▶ **Data lines**:
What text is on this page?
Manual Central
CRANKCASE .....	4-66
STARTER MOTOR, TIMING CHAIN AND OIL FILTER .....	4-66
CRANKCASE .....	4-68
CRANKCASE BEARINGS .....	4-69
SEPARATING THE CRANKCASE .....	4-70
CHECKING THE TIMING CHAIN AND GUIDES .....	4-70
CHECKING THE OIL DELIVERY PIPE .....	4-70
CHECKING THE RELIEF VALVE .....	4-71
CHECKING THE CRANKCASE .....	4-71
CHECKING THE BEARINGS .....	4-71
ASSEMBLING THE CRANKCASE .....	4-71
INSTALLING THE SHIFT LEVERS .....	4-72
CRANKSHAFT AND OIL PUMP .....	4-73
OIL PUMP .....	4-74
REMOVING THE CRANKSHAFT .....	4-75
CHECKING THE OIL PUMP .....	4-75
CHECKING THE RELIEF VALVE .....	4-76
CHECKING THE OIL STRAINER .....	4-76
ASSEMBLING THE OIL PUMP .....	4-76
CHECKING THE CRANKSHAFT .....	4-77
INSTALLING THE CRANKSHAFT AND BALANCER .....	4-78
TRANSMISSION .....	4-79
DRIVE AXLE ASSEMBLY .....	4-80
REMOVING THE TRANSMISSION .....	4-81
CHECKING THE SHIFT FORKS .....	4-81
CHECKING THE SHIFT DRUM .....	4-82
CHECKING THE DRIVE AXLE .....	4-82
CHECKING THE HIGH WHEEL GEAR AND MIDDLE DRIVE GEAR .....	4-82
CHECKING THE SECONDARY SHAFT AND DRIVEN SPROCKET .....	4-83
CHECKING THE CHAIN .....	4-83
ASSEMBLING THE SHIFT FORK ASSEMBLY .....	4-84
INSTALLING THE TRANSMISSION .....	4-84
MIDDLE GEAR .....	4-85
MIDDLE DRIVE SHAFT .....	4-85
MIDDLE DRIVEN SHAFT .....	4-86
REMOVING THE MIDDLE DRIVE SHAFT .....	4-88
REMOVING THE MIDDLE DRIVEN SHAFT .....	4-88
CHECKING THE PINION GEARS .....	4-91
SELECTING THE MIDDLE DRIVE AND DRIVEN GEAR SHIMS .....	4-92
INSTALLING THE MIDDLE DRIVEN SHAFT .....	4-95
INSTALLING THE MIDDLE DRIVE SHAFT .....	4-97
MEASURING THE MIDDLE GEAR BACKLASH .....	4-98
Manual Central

▶ **Given instruction**:
Write out the material exactly as given.

▶ **Solved exercise**:
What text is on this page?
Manual Central
CRANKCASE .....	4-66
STARTER MOTOR, TIMING CHAIN AND OIL FILTER .....	4-66
CRANKCASE .....	4-68
CRANKCASE BEARINGS .....	4-69
SEPARATING THE CRANKCASE .....	4-70
CHECKING THE TIMING CHAIN AND GUIDES .....	4-70
CHECKING THE OIL DELIVERY PIPE .....	4-70
CHECKING THE RELIEF VALVE .....	4-71
CHECKING THE CRANKCASE .....	4-71
CHECKING THE BEARINGS .....	4-71
ASSEMBLING THE CRANKCASE .....	4-71
INSTALLING THE SHIFT LEVERS .....	4-72
CRANKSHAFT AND OIL PUMP .....	4-73
OIL PUMP .....	4-74
REMOVING THE CRANKSHAFT .....	4-75
CHECKING THE OIL PUMP .....	4-75
CHECKING THE RELIEF VALVE .....	4-76
CHECKING THE OIL STRAINER .....	4-76
ASSEMBLING THE OIL PUMP .....	4-76
CHECKING THE CRANKSHAFT .....	4-77
INSTALLING THE CRANKSHAFT AND BALANCER .....	4-78
TRANSMISSION .....	4-79
DRIVE AXLE ASSEMBLY .....	4-80
REMOVING THE TRANSMISSION .....	4-81
CHECKING THE SHIFT FORKS .....	4-81
CHECKING THE SHIFT DRUM .....	4-82
CHECKING THE DRIVE AXLE .....	4-82
CHECKING THE HIGH WHEEL GEAR AND MIDDLE DRIVE GEAR .....	4-82
CHECKING THE SECONDARY SHAFT AND DRIVEN SPROCKET .....	4-83
CHECKING THE CHAIN .....	4-83
ASSEMBLING THE SHIFT FORK ASSEMBLY .....	4-84
INSTALLING THE TRANSMISSION .....	4-84
MIDDLE GEAR .....	4-85
MIDDLE DRIVE SHAFT .....	4-85
MIDDLE DRIVEN SHAFT .....	4-86
REMOVING THE MIDDLE DRIVE SHAFT .....	4-88
REMOVING THE MIDDLE DRIVEN SHAFT .....	4-88
CHECKING THE PINION GEARS .....	4-91
SELECTING THE MIDDLE DRIVE AND DRIVEN GEAR SHIMS .....	4-92
INSTALLING THE MIDDLE DRIVEN SHAFT .....	4-95
INSTALLING THE MIDDLE DRIVE SHAFT .....	4-97
MEASURING THE MIDDLE GEAR BACKLASH .....	4-98
Manual Central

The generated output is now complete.